=== Given task ===
Exactly as written, retype the listing below, omitting the pictures.

=== Data for the task ===
-- Start --

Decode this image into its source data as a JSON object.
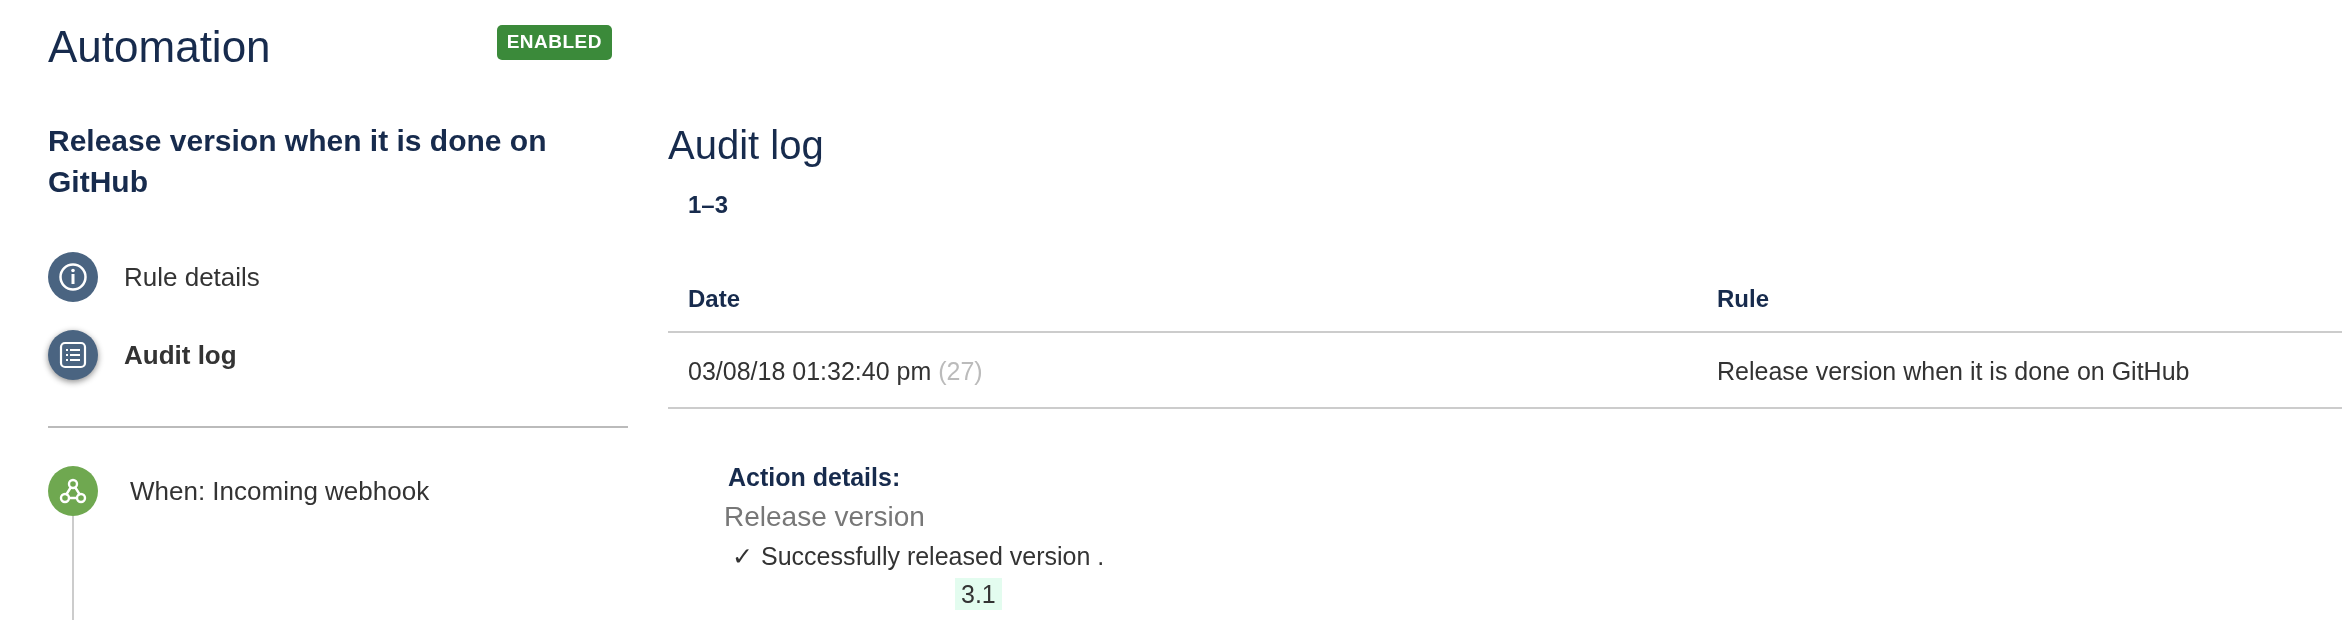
{
  "header": {
    "title": "Automation",
    "status_badge": "ENABLED"
  },
  "sidebar": {
    "rule_name": "Release version when it is done on GitHub",
    "items": [
      {
        "kind": "info",
        "label": "Rule details",
        "selected": false
      },
      {
        "kind": "list",
        "label": "Audit log",
        "selected": true
      }
    ],
    "trigger": {
      "label": "When: Incoming webhook"
    }
  },
  "audit_log": {
    "title": "Audit log",
    "range": "1–3",
    "table": {
      "columns": [
        "Date",
        "Rule"
      ],
      "rows": [
        {
          "date": "03/08/18 01:32:40 pm",
          "count": "(27)",
          "rule": "Release version when it is done on GitHub"
        }
      ]
    },
    "details": {
      "heading": "Action details:",
      "action": "Release version",
      "check": "✓",
      "message": "Successfully released version .",
      "version": "3.1"
    }
  }
}
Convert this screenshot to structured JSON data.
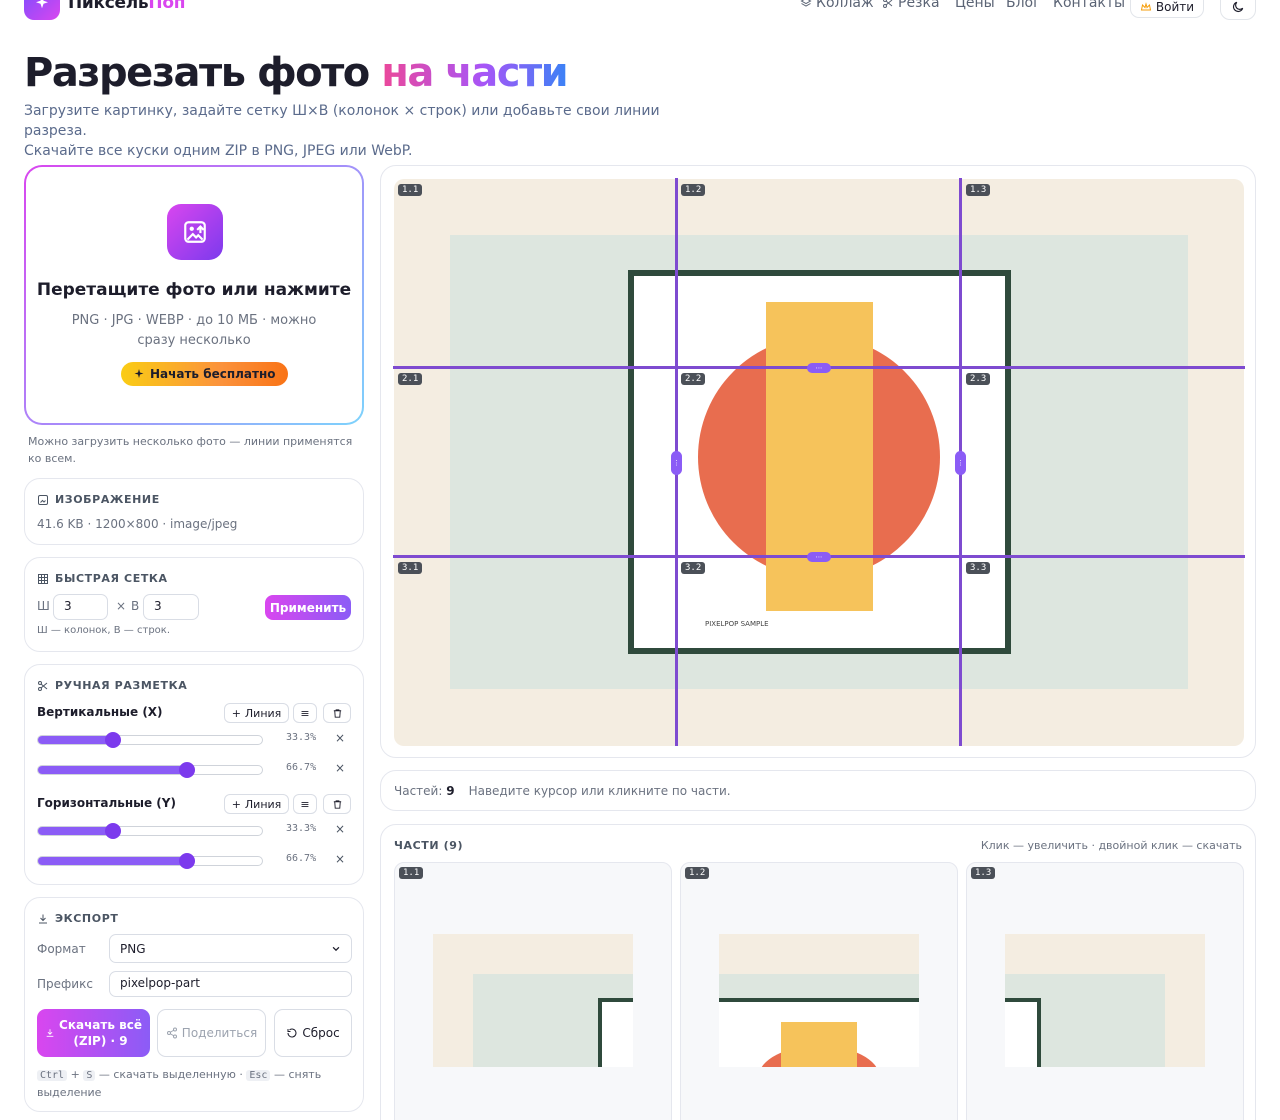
{
  "header": {
    "brand_1": "Пиксель",
    "brand_2": "Поп",
    "nav": [
      {
        "label": "Коллаж",
        "icon": "layers-icon"
      },
      {
        "label": "Резка",
        "icon": "scissors-icon"
      },
      {
        "label": "Цены"
      },
      {
        "label": "Блог"
      },
      {
        "label": "Контакты"
      }
    ],
    "login": "Войти"
  },
  "hero": {
    "title_1": "Разрезать фото",
    "title_2": "на части",
    "subtitle_1": "Загрузите картинку, задайте сетку Ш×В (колонок × строк) или добавьте свои линии разреза.",
    "subtitle_2": "Скачайте все куски одним ZIP в PNG, JPEG или WebP."
  },
  "upload": {
    "title": "Перетащите фото или нажмите",
    "hint": "PNG · JPG · WEBP · до 10 МБ · можно сразу несколько",
    "button": "Начать бесплатно",
    "note": "Можно загрузить несколько фото — линии применятся ко всем."
  },
  "image_info": {
    "heading": "ИЗОБРАЖЕНИЕ",
    "meta": "41.6 KB · 1200×800 · image/jpeg"
  },
  "grid": {
    "heading": "БЫСТРАЯ СЕТКА",
    "w_label": "Ш",
    "w_value": "3",
    "times": "×",
    "h_label": "В",
    "h_value": "3",
    "apply": "Применить",
    "help": "Ш — колонок, В — строк."
  },
  "manual": {
    "heading": "РУЧНАЯ РАЗМЕТКА",
    "vertical_label": "Вертикальные (X)",
    "horizontal_label": "Горизонтальные (Y)",
    "add_line": "Линия",
    "vertical": [
      {
        "value": 33.3,
        "text": "33.3%"
      },
      {
        "value": 66.7,
        "text": "66.7%"
      }
    ],
    "horizontal": [
      {
        "value": 33.3,
        "text": "33.3%"
      },
      {
        "value": 66.7,
        "text": "66.7%"
      }
    ]
  },
  "export": {
    "heading": "ЭКСПОРТ",
    "format_label": "Формат",
    "format_value": "PNG",
    "prefix_label": "Префикс",
    "prefix_value": "pixelpop-part",
    "download": "Скачать всё (ZIP) · 9",
    "share": "Поделиться",
    "reset": "Сброс",
    "kbd_1": "Ctrl",
    "kbd_plus": "+",
    "kbd_2": "S",
    "kbd_note_1": "— скачать выделенную ·",
    "kbd_3": "Esc",
    "kbd_note_2": "— снять выделение"
  },
  "canvas": {
    "sample_text": "PIXELPOP SAMPLE",
    "cells": [
      "1.1",
      "1.2",
      "1.3",
      "2.1",
      "2.2",
      "2.3",
      "3.1",
      "3.2",
      "3.3"
    ],
    "handle": "⋯"
  },
  "status": {
    "count_label": "Частей:",
    "count": "9",
    "hint": "Наведите курсор или кликните по части."
  },
  "parts": {
    "heading": "ЧАСТИ (9)",
    "hint": "Клик — увеличить · двойной клик — скачать",
    "tiles": [
      "1.1",
      "1.2",
      "1.3"
    ]
  },
  "colors": {
    "accent": "#8b5cf6",
    "pink": "#d946ef",
    "cut_line": "#7e4bd0",
    "frame": "#2f4a3c",
    "circle": "#e86d4f",
    "bar": "#f6c35b",
    "mat": "#dde6df",
    "bg": "#f4ede1"
  }
}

-- End --

=== Problem solution ===
Decode this image into its source data as a JSON object.
{
  "header": {
    "title": "Automation",
    "status_badge": "ENABLED"
  },
  "sidebar": {
    "rule_name": "Release version when it is done on GitHub",
    "items": [
      {
        "kind": "info",
        "label": "Rule details",
        "selected": false
      },
      {
        "kind": "list",
        "label": "Audit log",
        "selected": true
      }
    ],
    "trigger": {
      "label": "When: Incoming webhook"
    }
  },
  "audit_log": {
    "title": "Audit log",
    "range": "1–3",
    "table": {
      "columns": [
        "Date",
        "Rule"
      ],
      "rows": [
        {
          "date": "03/08/18 01:32:40 pm",
          "count": "(27)",
          "rule": "Release version when it is done on GitHub"
        }
      ]
    },
    "details": {
      "heading": "Action details:",
      "action": "Release version",
      "check": "✓",
      "message": "Successfully released version .",
      "version": "3.1"
    }
  }
}
Convert this screenshot to structured JSON data.
{
  "header": {
    "brand_1": "Пиксель",
    "brand_2": "Поп",
    "nav": [
      {
        "label": "Коллаж",
        "icon": "layers-icon"
      },
      {
        "label": "Резка",
        "icon": "scissors-icon"
      },
      {
        "label": "Цены"
      },
      {
        "label": "Блог"
      },
      {
        "label": "Контакты"
      }
    ],
    "login": "Войти"
  },
  "hero": {
    "title_1": "Разрезать фото",
    "title_2": "на части",
    "subtitle_1": "Загрузите картинку, задайте сетку Ш×В (колонок × строк) или добавьте свои линии разреза.",
    "subtitle_2": "Скачайте все куски одним ZIP в PNG, JPEG или WebP."
  },
  "upload": {
    "title": "Перетащите фото или нажмите",
    "hint": "PNG · JPG · WEBP · до 10 МБ · можно сразу несколько",
    "button": "Начать бесплатно",
    "note": "Можно загрузить несколько фото — линии применятся ко всем."
  },
  "image_info": {
    "heading": "ИЗОБРАЖЕНИЕ",
    "meta": "41.6 KB · 1200×800 · image/jpeg"
  },
  "grid": {
    "heading": "БЫСТРАЯ СЕТКА",
    "w_label": "Ш",
    "w_value": "3",
    "times": "×",
    "h_label": "В",
    "h_value": "3",
    "apply": "Применить",
    "help": "Ш — колонок, В — строк."
  },
  "manual": {
    "heading": "РУЧНАЯ РАЗМЕТКА",
    "vertical_label": "Вертикальные (X)",
    "horizontal_label": "Горизонтальные (Y)",
    "add_line": "Линия",
    "vertical": [
      {
        "value": 33.3,
        "text": "33.3%"
      },
      {
        "value": 66.7,
        "text": "66.7%"
      }
    ],
    "horizontal": [
      {
        "value": 33.3,
        "text": "33.3%"
      },
      {
        "value": 66.7,
        "text": "66.7%"
      }
    ]
  },
  "export": {
    "heading": "ЭКСПОРТ",
    "format_label": "Формат",
    "format_value": "PNG",
    "prefix_label": "Префикс",
    "prefix_value": "pixelpop-part",
    "download": "Скачать всё (ZIP) · 9",
    "share": "Поделиться",
    "reset": "Сброс",
    "kbd_1": "Ctrl",
    "kbd_plus": "+",
    "kbd_2": "S",
    "kbd_note_1": "— скачать выделенную ·",
    "kbd_3": "Esc",
    "kbd_note_2": "— снять выделение"
  },
  "canvas": {
    "sample_text": "PIXELPOP SAMPLE",
    "cells": [
      "1.1",
      "1.2",
      "1.3",
      "2.1",
      "2.2",
      "2.3",
      "3.1",
      "3.2",
      "3.3"
    ],
    "handle": "⋯"
  },
  "status": {
    "count_label": "Частей:",
    "count": "9",
    "hint": "Наведите курсор или кликните по части."
  },
  "parts": {
    "heading": "ЧАСТИ (9)",
    "hint": "Клик — увеличить · двойной клик — скачать",
    "tiles": [
      "1.1",
      "1.2",
      "1.3"
    ]
  },
  "colors": {
    "accent": "#8b5cf6",
    "pink": "#d946ef",
    "cut_line": "#7e4bd0",
    "frame": "#2f4a3c",
    "circle": "#e86d4f",
    "bar": "#f6c35b",
    "mat": "#dde6df",
    "bg": "#f4ede1"
  }
}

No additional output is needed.